[start]

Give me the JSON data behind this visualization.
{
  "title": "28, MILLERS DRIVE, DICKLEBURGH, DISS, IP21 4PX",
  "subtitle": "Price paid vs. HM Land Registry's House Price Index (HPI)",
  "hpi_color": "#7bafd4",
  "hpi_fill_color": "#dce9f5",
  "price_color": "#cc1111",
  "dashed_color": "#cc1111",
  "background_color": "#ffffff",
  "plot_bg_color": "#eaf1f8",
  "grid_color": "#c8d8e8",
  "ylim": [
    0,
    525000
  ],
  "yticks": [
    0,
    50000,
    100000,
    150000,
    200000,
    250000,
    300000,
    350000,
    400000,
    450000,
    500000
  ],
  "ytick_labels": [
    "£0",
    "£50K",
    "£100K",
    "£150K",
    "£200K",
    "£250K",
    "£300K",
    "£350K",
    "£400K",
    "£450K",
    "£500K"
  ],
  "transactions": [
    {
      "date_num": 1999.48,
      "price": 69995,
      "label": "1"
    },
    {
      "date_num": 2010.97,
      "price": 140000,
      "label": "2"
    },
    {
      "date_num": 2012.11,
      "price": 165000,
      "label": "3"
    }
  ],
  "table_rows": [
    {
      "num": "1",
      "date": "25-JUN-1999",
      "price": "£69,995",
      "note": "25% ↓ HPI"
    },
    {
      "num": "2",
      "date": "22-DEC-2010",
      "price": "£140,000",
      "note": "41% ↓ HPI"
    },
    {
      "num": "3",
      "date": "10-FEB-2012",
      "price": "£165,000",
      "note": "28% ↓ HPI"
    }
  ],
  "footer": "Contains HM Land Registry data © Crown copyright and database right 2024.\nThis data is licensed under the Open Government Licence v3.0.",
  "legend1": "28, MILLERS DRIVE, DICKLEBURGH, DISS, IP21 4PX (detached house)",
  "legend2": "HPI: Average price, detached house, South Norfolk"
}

[end]

> **PROBLEM REQUIREMENTS**:
Copy out all lines from the material above that contain the string "DISS".

> **RESPONSE**:
  "title": "28, MILLERS DRIVE, DICKLEBURGH, DISS, IP21 4PX",
  "legend1": "28, MILLERS DRIVE, DICKLEBURGH, DISS, IP21 4PX (detached house)",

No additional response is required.